(Data entries)
* * * * * * *

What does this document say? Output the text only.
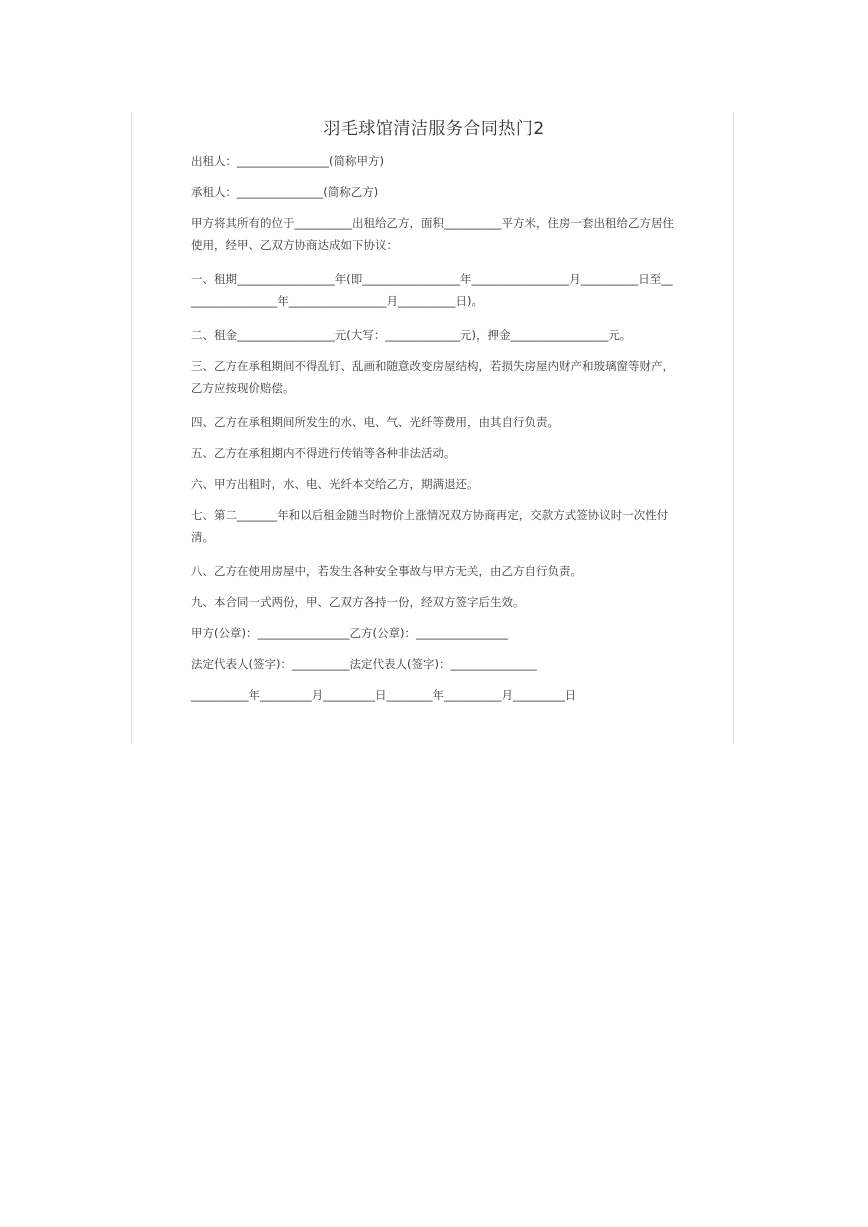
羽毛球馆清洁服务合同热门2

出租人：________________(简称甲方)

承租人：_______________(简称乙方)

甲方将其所有的位于__________出租给乙方，面积__________平方米，住房一套出租给乙方居住使用，经甲、乙双方协商达成如下协议：

一、租期_________________年(即_________________年_________________月__________日至_________________年_________________月__________日)。

二、租金_________________元(大写：_____________元)，押金_________________元。

三、乙方在承租期间不得乱钉、乱画和随意改变房屋结构，若损失房屋内财产和玻璃窗等财产，乙方应按现价赔偿。

四、乙方在承租期间所发生的水、电、气、光纤等费用，由其自行负责。

五、乙方在承租期内不得进行传销等各种非法活动。

六、甲方出租时，水、电、光纤本交给乙方，期满退还。

七、第二_______年和以后租金随当时物价上涨情况双方协商再定，交款方式签协议时一次性付清。

八、乙方在使用房屋中，若发生各种安全事故与甲方无关，由乙方自行负责。

九、本合同一式两份，甲、乙双方各持一份，经双方签字后生效。

甲方(公章)：________________乙方(公章)：________________

法定代表人(签字)：__________法定代表人(签字)：_______________

__________年_________月_________日________年__________月_________日
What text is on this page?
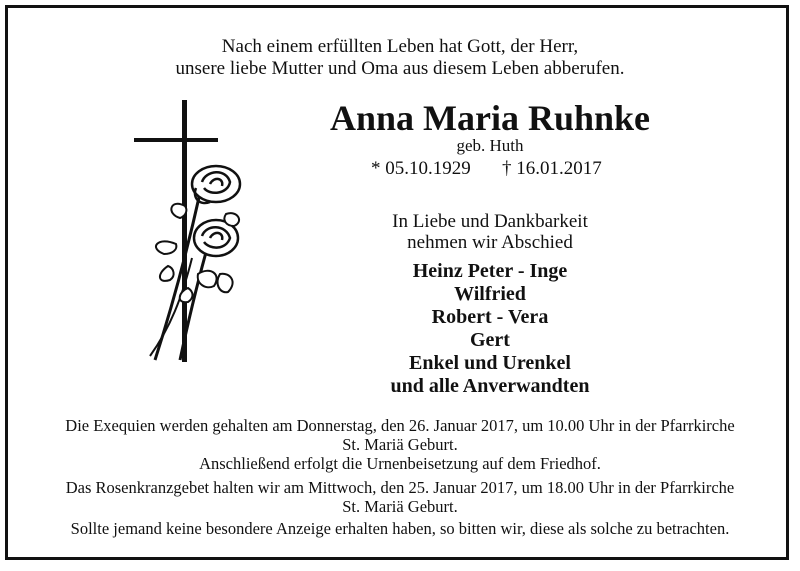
Nach einem erfüllten Leben hat Gott, der Herr,
unsere liebe Mutter und Oma aus diesem Leben abberufen.
Anna Maria Ruhnke
geb. Huth
* 05.10.1929 † 16.01.2017
In Liebe und Dankbarkeit
nehmen wir Abschied
Heinz Peter - Inge
Wilfried
Robert - Vera
Gert
Enkel und Urenkel
und alle Anverwandten
Die Exequien werden gehalten am Donnerstag, den 26. Januar 2017, um 10.00 Uhr in der Pfarrkirche
St. Mariä Geburt.
Anschließend erfolgt die Urnenbeisetzung auf dem Friedhof.
Das Rosenkranzgebet halten wir am Mittwoch, den 25. Januar 2017, um 18.00 Uhr in der Pfarrkirche
St. Mariä Geburt.
Sollte jemand keine besondere Anzeige erhalten haben, so bitten wir, diese als solche zu betrachten.
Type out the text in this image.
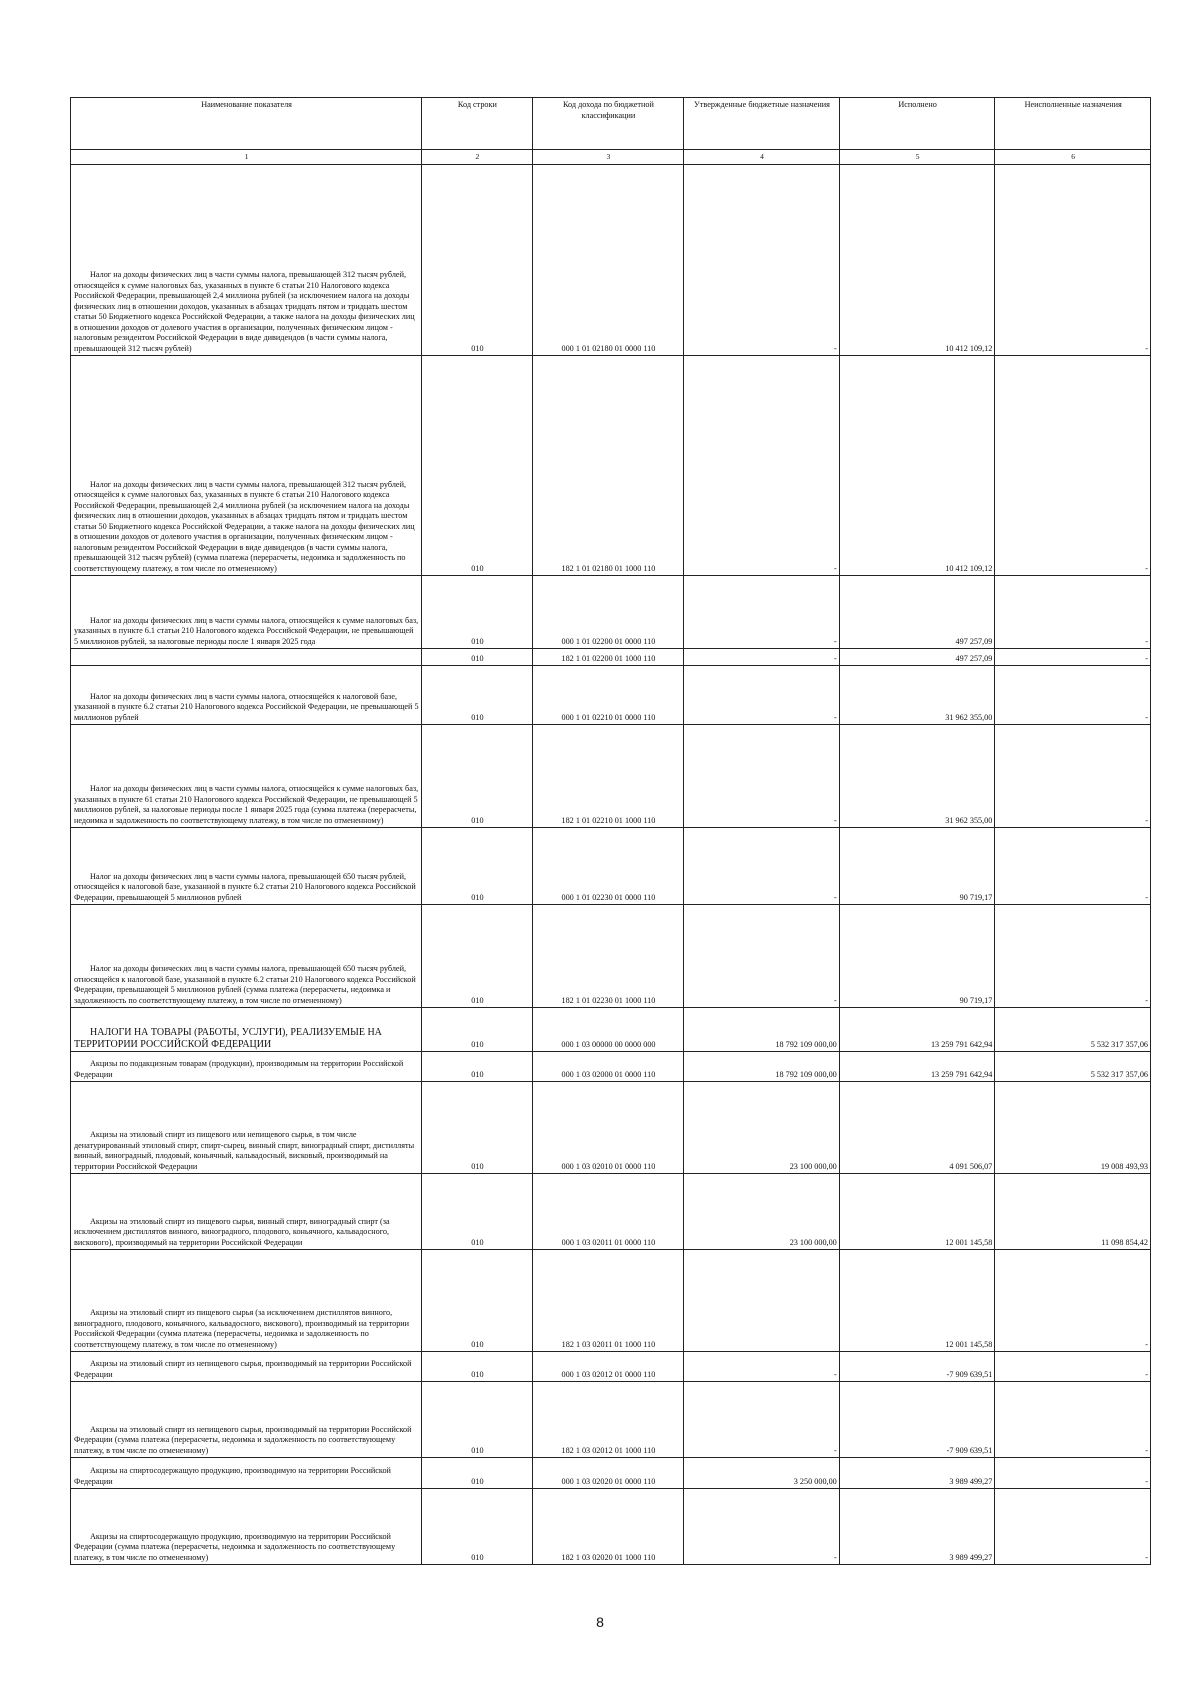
Наименование показателя	Код строки	Код дохода по бюджетной классификации	Утвержденные бюджетные назначения	Исполнено	Неисполненные назначения
1	2	3	4	5	6
Налог на доходы физических лиц в части суммы налога, превышающей 312 тысяч рублей, относящейся к сумме налоговых баз, указанных в пункте 6 статьи 210 Налогового кодекса Российской Федерации, превышающей 2,4 миллиона рублей (за исключением налога на доходы физических лиц в отношении доходов, указанных в абзацах тридцать пятом и тридцать шестом статьи 50 Бюджетного кодекса Российской Федерации, а также налога на доходы физических лиц в отношении доходов от долевого участия в организации, полученных физическим лицом - налоговым резидентом Российской Федерации в виде дивидендов (в части суммы налога, превышающей 312 тысяч рублей)	010	000 1 01 02180 01 0000 110	-	10 412 109,12	-
Налог на доходы физических лиц в части суммы налога, превышающей 312 тысяч рублей, относящейся к сумме налоговых баз, указанных в пункте 6 статьи 210 Налогового кодекса Российской Федерации, превышающей 2,4 миллиона рублей (за исключением налога на доходы физических лиц в отношении доходов, указанных в абзацах тридцать пятом и тридцать шестом статьи 50 Бюджетного кодекса Российской Федерации, а также налога на доходы физических лиц в отношении доходов от долевого участия в организации, полученных физическим лицом - налоговым резидентом Российской Федерации в виде дивидендов (в части суммы налога, превышающей 312 тысяч рублей) (сумма платежа (перерасчеты, недоимка и задолженность по соответствующему платежу, в том числе по отмененному)	010	182 1 01 02180 01 1000 110	-	10 412 109,12	-
Налог на доходы физических лиц в части суммы налога, относящейся к сумме налоговых баз, указанных в пункте 6.1 статьи 210 Налогового кодекса Российской Федерации, не превышающей 5 миллионов рублей, за налоговые периоды после 1 января 2025 года	010	000 1 01 02200 01 0000 110	-	497 257,09	-
	010	182 1 01 02200 01 1000 110	-	497 257,09	-
Налог на доходы физических лиц в части суммы налога, относящейся к налоговой базе, указанной в пункте 6.2 статьи 210 Налогового кодекса Российской Федерации, не превышающей 5 миллионов рублей	010	000 1 01 02210 01 0000 110	-	31 962 355,00	-
Налог на доходы физических лиц в части суммы налога, относящейся к сумме налоговых баз, указанных в пункте 61 статьи 210 Налогового кодекса Российской Федерации, не превышающей 5 миллионов рублей, за налоговые периоды после 1 января 2025 года (сумма платежа (перерасчеты, недоимка и задолженность по соответствующему платежу, в том числе по отмененному)	010	182 1 01 02210 01 1000 110	-	31 962 355,00	-
Налог на доходы физических лиц в части суммы налога, превышающей 650 тысяч рублей, относящейся к налоговой базе, указанной в пункте 6.2 статьи 210 Налогового кодекса Российской Федерации, превышающей 5 миллионов рублей	010	000 1 01 02230 01 0000 110	-	90 719,17	-
Налог на доходы физических лиц в части суммы налога, превышающей 650 тысяч рублей, относящейся к налоговой базе, указанной в пункте 6.2 статьи 210 Налогового кодекса Российской Федерации, превышающей 5 миллионов рублей (сумма платежа (перерасчеты, недоимка и задолженность по соответствующему платежу, в том числе по отмененному)	010	182 1 01 02230 01 1000 110	-	90 719,17	-
НАЛОГИ НА ТОВАРЫ (РАБОТЫ, УСЛУГИ), РЕАЛИЗУЕМЫЕ НА ТЕРРИТОРИИ РОССИЙСКОЙ ФЕДЕРАЦИИ	010	000 1 03 00000 00 0000 000	18 792 109 000,00	13 259 791 642,94	5 532 317 357,06
Акцизы по подакцизным товарам (продукции), производимым на территории Российской Федерации	010	000 1 03 02000 01 0000 110	18 792 109 000,00	13 259 791 642,94	5 532 317 357,06
Акцизы на этиловый спирт из пищевого или непищевого сырья, в том числе денатурированный этиловый спирт, спирт-сырец, винный спирт, виноградный спирт, дистилляты винный, виноградный, плодовый, коньячный, кальвадосный, висковый, производимый на территории Российской Федерации	010	000 1 03 02010 01 0000 110	23 100 000,00	4 091 506,07	19 008 493,93
Акцизы на этиловый спирт из пищевого сырья, винный спирт, виноградный спирт (за исключением дистиллятов винного, виноградного, плодового, коньячного, кальвадосного, вискового), производимый на территории Российской Федерации	010	000 1 03 02011 01 0000 110	23 100 000,00	12 001 145,58	11 098 854,42
Акцизы на этиловый спирт из пищевого сырья (за исключением дистиллятов винного, виноградного, плодового, коньячного, кальвадосного, вискового), производимый на территории Российской Федерации (сумма платежа (перерасчеты, недоимка и задолженность по соответствующему платежу, в том числе по отмененному)	010	182 1 03 02011 01 1000 110		12 001 145,58	-
Акцизы на этиловый спирт из непищевого сырья, производимый на территории Российской Федерации	010	000 1 03 02012 01 0000 110	-	-7 909 639,51	-
Акцизы на этиловый спирт из непищевого сырья, производимый на территории Российской Федерации (сумма платежа (перерасчеты, недоимка и задолженность по соответствующему платежу, в том числе по отмененному)	010	182 1 03 02012 01 1000 110	-	-7 909 639,51	-
Акцизы на спиртосодержащую продукцию, производимую на территории Российской Федерации	010	000 1 03 02020 01 0000 110	3 250 000,00	3 989 499,27	-
Акцизы на спиртосодержащую продукцию, производимую на территории Российской Федерации (сумма платежа (перерасчеты, недоимка и задолженность по соответствующему платежу, в том числе по отмененному)	010	182 1 03 02020 01 1000 110	-	3 989 499,27	-
8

* * * * * * *

What is expected - Repeat the listing above exactly, with no pictures.

Solution for this task -
What does this document say? Output the text only.
羽毛球馆清洁服务合同热门2

出租人：________________(简称甲方)

承租人：_______________(简称乙方)

甲方将其所有的位于__________出租给乙方，面积__________平方米，住房一套出租给乙方居住使用，经甲、乙双方协商达成如下协议：

一、租期_________________年(即_________________年_________________月__________日至_________________年_________________月__________日)。

二、租金_________________元(大写：_____________元)，押金_________________元。

三、乙方在承租期间不得乱钉、乱画和随意改变房屋结构，若损失房屋内财产和玻璃窗等财产，乙方应按现价赔偿。

四、乙方在承租期间所发生的水、电、气、光纤等费用，由其自行负责。

五、乙方在承租期内不得进行传销等各种非法活动。

六、甲方出租时，水、电、光纤本交给乙方，期满退还。

七、第二_______年和以后租金随当时物价上涨情况双方协商再定，交款方式签协议时一次性付清。

八、乙方在使用房屋中，若发生各种安全事故与甲方无关，由乙方自行负责。

九、本合同一式两份，甲、乙双方各持一份，经双方签字后生效。

甲方(公章)：________________乙方(公章)：________________

法定代表人(签字)：__________法定代表人(签字)：_______________

__________年_________月_________日________年__________月_________日
What text is on this page?
Nach einem erfüllten Leben hat Gott, der Herr,
unsere liebe Mutter und Oma aus diesem Leben abberufen.
Anna Maria Ruhnke
geb. Huth
* 05.10.1929 † 16.01.2017
In Liebe und Dankbarkeit
nehmen wir Abschied
Heinz Peter - Inge
Wilfried
Robert - Vera
Gert
Enkel und Urenkel
und alle Anverwandten
Die Exequien werden gehalten am Donnerstag, den 26. Januar 2017, um 10.00 Uhr in der Pfarrkirche
St. Mariä Geburt.
Anschließend erfolgt die Urnenbeisetzung auf dem Friedhof.
Das Rosenkranzgebet halten wir am Mittwoch, den 25. Januar 2017, um 18.00 Uhr in der Pfarrkirche
St. Mariä Geburt.
Sollte jemand keine besondere Anzeige erhalten haben, so bitten wir, diese als solche zu betrachten.
Type out the text in this image.
Наименование показателя	Код строки	Код дохода по бюджетной классификации	Утвержденные бюджетные назначения	Исполнено	Неисполненные назначения
1	2	3	4	5	6
Налог на доходы физических лиц в части суммы налога, превышающей 312 тысяч рублей, относящейся к сумме налоговых баз, указанных в пункте 6 статьи 210 Налогового кодекса Российской Федерации, превышающей 2,4 миллиона рублей (за исключением налога на доходы физических лиц в отношении доходов, указанных в абзацах тридцать пятом и тридцать шестом статьи 50 Бюджетного кодекса Российской Федерации, а также налога на доходы физических лиц в отношении доходов от долевого участия в организации, полученных физическим лицом - налоговым резидентом Российской Федерации в виде дивидендов (в части суммы налога, превышающей 312 тысяч рублей)	010	000 1 01 02180 01 0000 110	-	10 412 109,12	-
Налог на доходы физических лиц в части суммы налога, превышающей 312 тысяч рублей, относящейся к сумме налоговых баз, указанных в пункте 6 статьи 210 Налогового кодекса Российской Федерации, превышающей 2,4 миллиона рублей (за исключением налога на доходы физических лиц в отношении доходов, указанных в абзацах тридцать пятом и тридцать шестом статьи 50 Бюджетного кодекса Российской Федерации, а также налога на доходы физических лиц в отношении доходов от долевого участия в организации, полученных физическим лицом - налоговым резидентом Российской Федерации в виде дивидендов (в части суммы налога, превышающей 312 тысяч рублей) (сумма платежа (перерасчеты, недоимка и задолженность по соответствующему платежу, в том числе по отмененному)	010	182 1 01 02180 01 1000 110	-	10 412 109,12	-
Налог на доходы физических лиц в части суммы налога, относящейся к сумме налоговых баз, указанных в пункте 6.1 статьи 210 Налогового кодекса Российской Федерации, не превышающей 5 миллионов рублей, за налоговые периоды после 1 января 2025 года	010	000 1 01 02200 01 0000 110	-	497 257,09	-
	010	182 1 01 02200 01 1000 110	-	497 257,09	-
Налог на доходы физических лиц в части суммы налога, относящейся к налоговой базе, указанной в пункте 6.2 статьи 210 Налогового кодекса Российской Федерации, не превышающей 5 миллионов рублей	010	000 1 01 02210 01 0000 110	-	31 962 355,00	-
Налог на доходы физических лиц в части суммы налога, относящейся к сумме налоговых баз, указанных в пункте 61 статьи 210 Налогового кодекса Российской Федерации, не превышающей 5 миллионов рублей, за налоговые периоды после 1 января 2025 года (сумма платежа (перерасчеты, недоимка и задолженность по соответствующему платежу, в том числе по отмененному)	010	182 1 01 02210 01 1000 110	-	31 962 355,00	-
Налог на доходы физических лиц в части суммы налога, превышающей 650 тысяч рублей, относящейся к налоговой базе, указанной в пункте 6.2 статьи 210 Налогового кодекса Российской Федерации, превышающей 5 миллионов рублей	010	000 1 01 02230 01 0000 110	-	90 719,17	-
Налог на доходы физических лиц в части суммы налога, превышающей 650 тысяч рублей, относящейся к налоговой базе, указанной в пункте 6.2 статьи 210 Налогового кодекса Российской Федерации, превышающей 5 миллионов рублей (сумма платежа (перерасчеты, недоимка и задолженность по соответствующему платежу, в том числе по отмененному)	010	182 1 01 02230 01 1000 110	-	90 719,17	-
НАЛОГИ НА ТОВАРЫ (РАБОТЫ, УСЛУГИ), РЕАЛИЗУЕМЫЕ НА ТЕРРИТОРИИ РОССИЙСКОЙ ФЕДЕРАЦИИ	010	000 1 03 00000 00 0000 000	18 792 109 000,00	13 259 791 642,94	5 532 317 357,06
Акцизы по подакцизным товарам (продукции), производимым на территории Российской Федерации	010	000 1 03 02000 01 0000 110	18 792 109 000,00	13 259 791 642,94	5 532 317 357,06
Акцизы на этиловый спирт из пищевого или непищевого сырья, в том числе денатурированный этиловый спирт, спирт-сырец, винный спирт, виноградный спирт, дистилляты винный, виноградный, плодовый, коньячный, кальвадосный, висковый, производимый на территории Российской Федерации	010	000 1 03 02010 01 0000 110	23 100 000,00	4 091 506,07	19 008 493,93
Акцизы на этиловый спирт из пищевого сырья, винный спирт, виноградный спирт (за исключением дистиллятов винного, виноградного, плодового, коньячного, кальвадосного, вискового), производимый на территории Российской Федерации	010	000 1 03 02011 01 0000 110	23 100 000,00	12 001 145,58	11 098 854,42
Акцизы на этиловый спирт из пищевого сырья (за исключением дистиллятов винного, виноградного, плодового, коньячного, кальвадосного, вискового), производимый на территории Российской Федерации (сумма платежа (перерасчеты, недоимка и задолженность по соответствующему платежу, в том числе по отмененному)	010	182 1 03 02011 01 1000 110		12 001 145,58	-
Акцизы на этиловый спирт из непищевого сырья, производимый на территории Российской Федерации	010	000 1 03 02012 01 0000 110	-	-7 909 639,51	-
Акцизы на этиловый спирт из непищевого сырья, производимый на территории Российской Федерации (сумма платежа (перерасчеты, недоимка и задолженность по соответствующему платежу, в том числе по отмененному)	010	182 1 03 02012 01 1000 110	-	-7 909 639,51	-
Акцизы на спиртосодержащую продукцию, производимую на территории Российской Федерации	010	000 1 03 02020 01 0000 110	3 250 000,00	3 989 499,27	-
Акцизы на спиртосодержащую продукцию, производимую на территории Российской Федерации (сумма платежа (перерасчеты, недоимка и задолженность по соответствующему платежу, в том числе по отмененному)	010	182 1 03 02020 01 1000 110	-	3 989 499,27	-
8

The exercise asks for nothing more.